## WORK INSTRUCTIONS
Locate all lines in the data below that hold "direksjon" and show them.

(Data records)
_ _ _ _
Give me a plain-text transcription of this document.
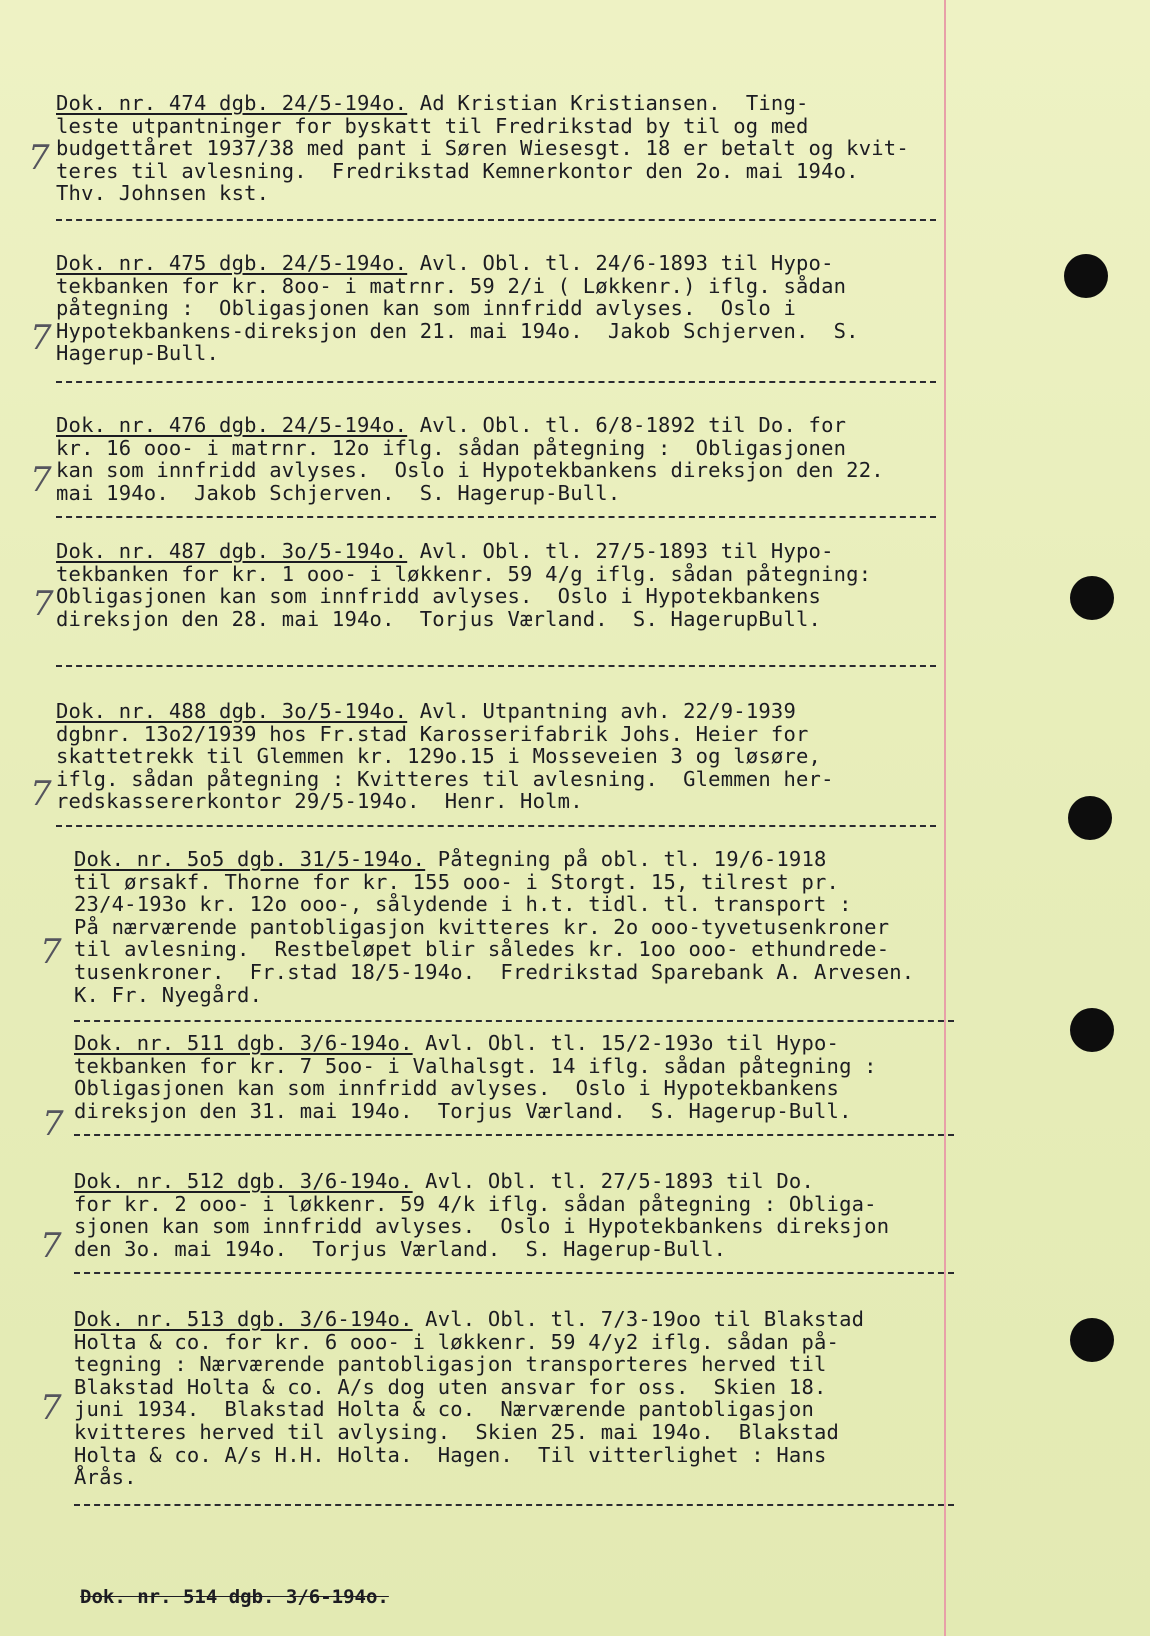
Dok. nr. 474 dgb. 24/5-194o. Ad Kristian Kristiansen.  Ting-
leste utpantninger for byskatt til Fredrikstad by til og med
budgettåret 1937/38 med pant i Søren Wiesesgt. 18 er betalt og kvit-
teres til avlesning.  Fredrikstad Kemnerkontor den 2o. mai 194o.
Thv. Johnsen kst.
Dok. nr. 475 dgb. 24/5-194o. Avl. Obl. tl. 24/6-1893 til Hypo-
tekbanken for kr. 8oo- i matrnr. 59 2/i ( Løkkenr.) iflg. sådan
påtegning :  Obligasjonen kan som innfridd avlyses.  Oslo i
Hypotekbankens-direksjon den 21. mai 194o.  Jakob Schjerven.  S.
Hagerup-Bull.
Dok. nr. 476 dgb. 24/5-194o. Avl. Obl. tl. 6/8-1892 til Do. for
kr. 16 ooo- i matrnr. 12o iflg. sådan påtegning :  Obligasjonen
kan som innfridd avlyses.  Oslo i Hypotekbankens direksjon den 22.
mai 194o.  Jakob Schjerven.  S. Hagerup-Bull.
Dok. nr. 487 dgb. 3o/5-194o. Avl. Obl. tl. 27/5-1893 til Hypo-
tekbanken for kr. 1 ooo- i løkkenr. 59 4/g iflg. sådan påtegning:
Obligasjonen kan som innfridd avlyses.  Oslo i Hypotekbankens
direksjon den 28. mai 194o.  Torjus Værland.  S. HagerupBull.
Dok. nr. 488 dgb. 3o/5-194o. Avl. Utpantning avh. 22/9-1939
dgbnr. 13o2/1939 hos Fr.stad Karosserifabrik Johs. Heier for
skattetrekk til Glemmen kr. 129o.15 i Mosseveien 3 og løsøre,
iflg. sådan påtegning : Kvitteres til avlesning.  Glemmen her-
redskassererkontor 29/5-194o.  Henr. Holm.
Dok. nr. 5o5 dgb. 31/5-194o. Påtegning på obl. tl. 19/6-1918
til ørsakf. Thorne for kr. 155 ooo- i Storgt. 15, tilrest pr.
23/4-193o kr. 12o ooo-, sålydende i h.t. tidl. tl. transport :
På nærværende pantobligasjon kvitteres kr. 2o ooo-tyvetusenkroner
til avlesning.  Restbeløpet blir således kr. 1oo ooo- ethundrede-
tusenkroner.  Fr.stad 18/5-194o.  Fredrikstad Sparebank A. Arvesen.
K. Fr. Nyegård.
Dok. nr. 511 dgb. 3/6-194o. Avl. Obl. tl. 15/2-193o til Hypo-
tekbanken for kr. 7 5oo- i Valhalsgt. 14 iflg. sådan påtegning :
Obligasjonen kan som innfridd avlyses.  Oslo i Hypotekbankens
direksjon den 31. mai 194o.  Torjus Værland.  S. Hagerup-Bull.
Dok. nr. 512 dgb. 3/6-194o. Avl. Obl. tl. 27/5-1893 til Do.
for kr. 2 ooo- i løkkenr. 59 4/k iflg. sådan påtegning : Obliga-
sjonen kan som innfridd avlyses.  Oslo i Hypotekbankens direksjon
den 3o. mai 194o.  Torjus Værland.  S. Hagerup-Bull.
Dok. nr. 513 dgb. 3/6-194o. Avl. Obl. tl. 7/3-19oo til Blakstad
Holta & co. for kr. 6 ooo- i løkkenr. 59 4/y2 iflg. sådan på-
tegning : Nærværende pantobligasjon transporteres herved til
Blakstad Holta & co. A/s dog uten ansvar for oss.  Skien 18.
juni 1934.  Blakstad Holta & co.  Nærværende pantobligasjon
kvitteres herved til avlysing.  Skien 25. mai 194o.  Blakstad
Holta & co. A/s H.H. Holta.  Hagen.  Til vitterlighet : Hans
Årås.
7
7
7
7
7
7
7
7
7
Dok. nr. 514 dgb. 3/6-194o.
_ _ _ _
## FULL ANSWER
Hypotekbankens-direksjon den 21. mai 194o.  Jakob Schjerven.  S.
kan som innfridd avlyses.  Oslo i Hypotekbankens direksjon den 22.
direksjon den 28. mai 194o.  Torjus Værland.  S. HagerupBull.
direksjon den 31. mai 194o.  Torjus Værland.  S. Hagerup-Bull.
sjonen kan som innfridd avlyses.  Oslo i Hypotekbankens direksjon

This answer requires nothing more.